Exercise: Go through the listing and copy each line with the string "Vrijeme".

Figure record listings
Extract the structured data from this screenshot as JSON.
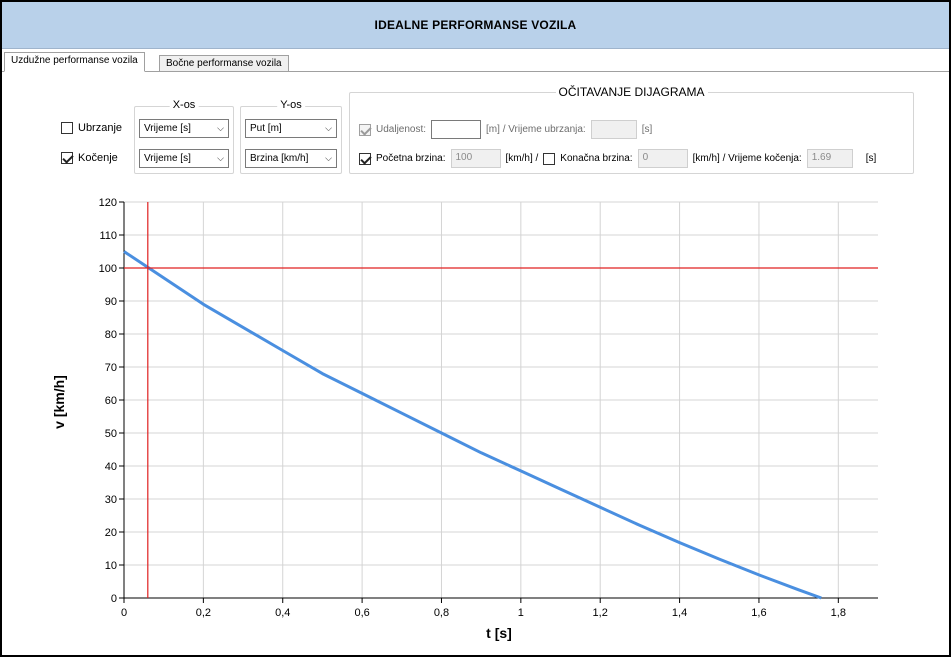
{
  "window": {
    "title": "IDEALNE PERFORMANSE VOZILA"
  },
  "tabs": [
    {
      "label": "Uzdužne performanse vozila",
      "active": true
    },
    {
      "label": "Bočne performanse vozila",
      "active": false
    }
  ],
  "modes": {
    "ubrzanje": {
      "label": "Ubrzanje",
      "checked": false
    },
    "kocenje": {
      "label": "Kočenje",
      "checked": true
    }
  },
  "x_axis_group": {
    "label": "X-os",
    "ubrzanje_value": "Vrijeme [s]",
    "kocenje_value": "Vrijeme [s]"
  },
  "y_axis_group": {
    "label": "Y-os",
    "ubrzanje_value": "Put [m]",
    "kocenje_value": "Brzina [km/h]"
  },
  "readout": {
    "label": "OČITAVANJE DIJAGRAMA",
    "row1": {
      "checkbox_label": "Udaljenost:",
      "checked": true,
      "distance_value": "",
      "unit1": "[m]  /  Vrijeme ubrzanja:",
      "time_value": "",
      "unit2": "[s]"
    },
    "row2": {
      "checkbox_label": "Početna brzina:",
      "checked": true,
      "start_speed": "100",
      "unit1": "[km/h]  /",
      "end_checkbox_label": "Konačna brzina:",
      "end_checked": false,
      "end_speed": "0",
      "unit2": "[km/h]  /  Vrijeme kočenja:",
      "braking_time": "1.69",
      "unit3": "[s]"
    }
  },
  "chart_data": {
    "type": "line",
    "xlabel": "t [s]",
    "ylabel": "v [km/h]",
    "xlim": [
      0,
      1.9
    ],
    "ylim": [
      0,
      120
    ],
    "x_ticks": [
      0,
      0.2,
      0.4,
      0.6,
      0.8,
      1,
      1.2,
      1.4,
      1.6,
      1.8
    ],
    "x_tick_labels": [
      "0",
      "0,2",
      "0,4",
      "0,6",
      "0,8",
      "1",
      "1,2",
      "1,4",
      "1,6",
      "1,8"
    ],
    "y_ticks": [
      0,
      10,
      20,
      30,
      40,
      50,
      60,
      70,
      80,
      90,
      100,
      110,
      120
    ],
    "grid": true,
    "series": [
      {
        "color": "#4a8fe0",
        "x": [
          0,
          0.1,
          0.2,
          0.3,
          0.4,
          0.5,
          0.6,
          0.7,
          0.8,
          0.9,
          1.0,
          1.1,
          1.2,
          1.3,
          1.4,
          1.5,
          1.6,
          1.7,
          1.757
        ],
        "y": [
          105,
          97,
          89,
          82,
          75,
          68,
          62,
          56,
          50,
          44,
          38.5,
          33,
          27.5,
          22,
          16.8,
          11.8,
          7,
          2.5,
          0
        ]
      }
    ],
    "marker_lines": {
      "color": "#e02020",
      "x": 0.06,
      "y": 100
    }
  }
}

Written response:
    "ubrzanje_value": "Vrijeme [s]",
    "kocenje_value": "Vrijeme [s]"
      "unit1": "[m]  /  Vrijeme ubrzanja:",
      "unit2": "[km/h]  /  Vrijeme kočenja:",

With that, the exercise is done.